What to work on:
Locate the string "JSON" throughout the material and copy every line in which it occurs.

Given entries:
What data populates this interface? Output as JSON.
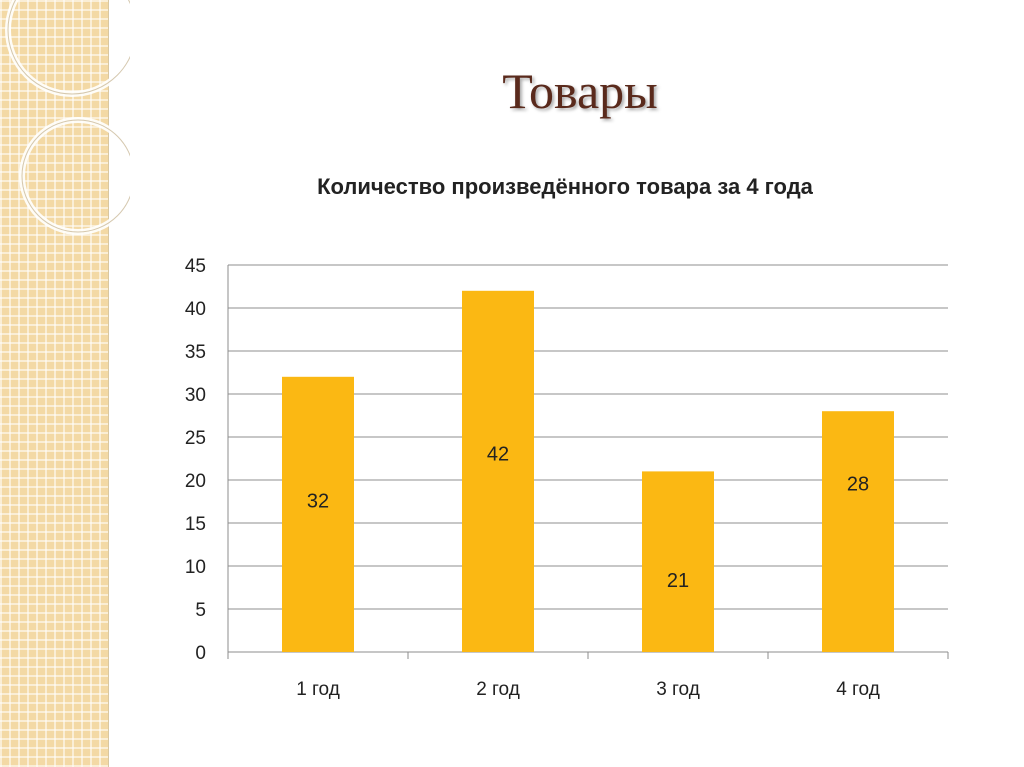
{
  "slide": {
    "title": "Товары"
  },
  "chart_data": {
    "type": "bar",
    "title": "Количество произведённого товара  за 4 года",
    "categories": [
      "1 год",
      "2 год",
      "3 год",
      "4 год"
    ],
    "series": [
      {
        "values": [
          32,
          42,
          21,
          28
        ]
      }
    ],
    "ylim": [
      0,
      45
    ],
    "ytick_labels": [
      "0",
      "5",
      "10",
      "15",
      "20",
      "25",
      "30",
      "35",
      "40",
      "45"
    ],
    "data_labels": [
      "32",
      "42",
      "21",
      "28"
    ],
    "grid": true,
    "legend": "none",
    "bar_color": "#fbb813"
  },
  "theme": {
    "panel_color": "#f3d9a5",
    "title_color": "#5a2a1c"
  }
}
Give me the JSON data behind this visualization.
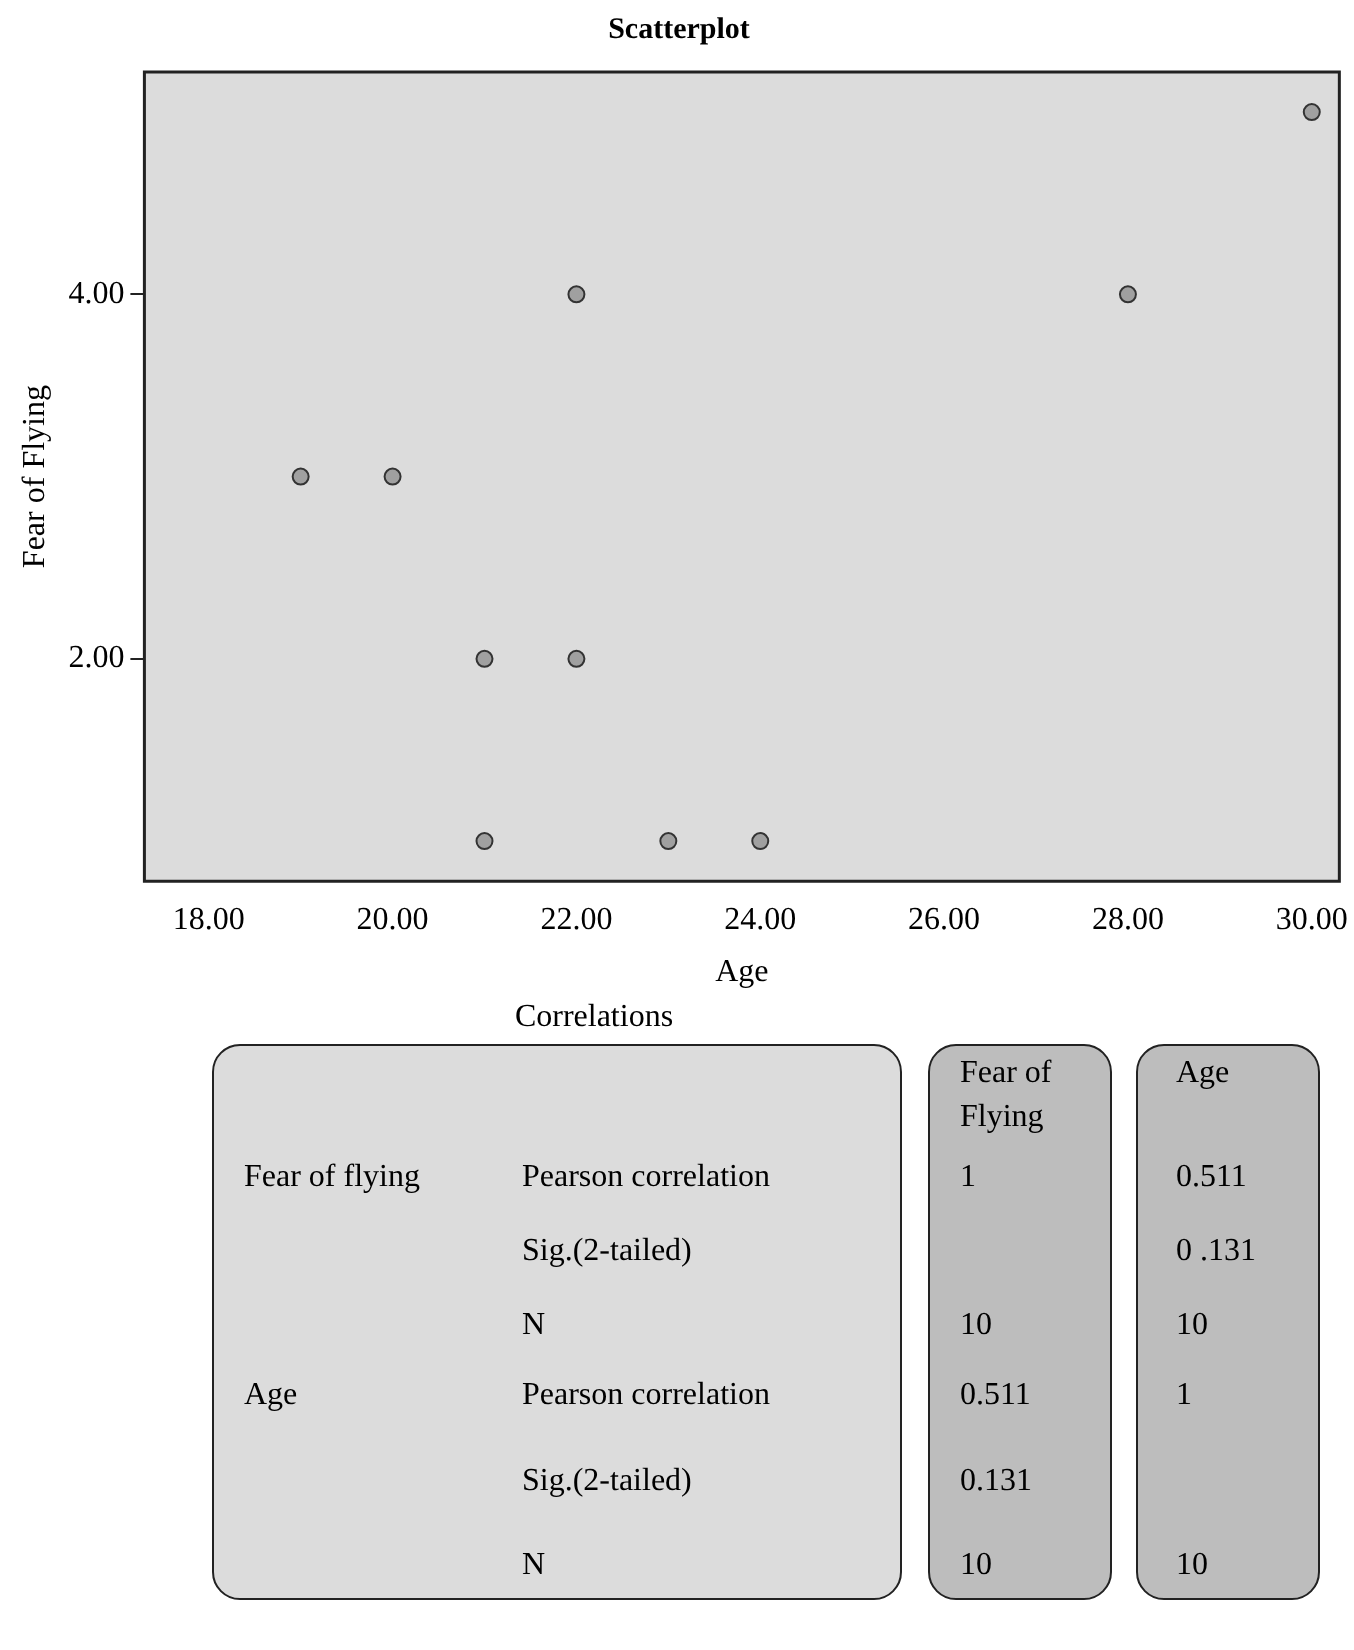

Exercise answer:
What data populates this interface? Output as JSON.
Give me the JSON data behind this visualization.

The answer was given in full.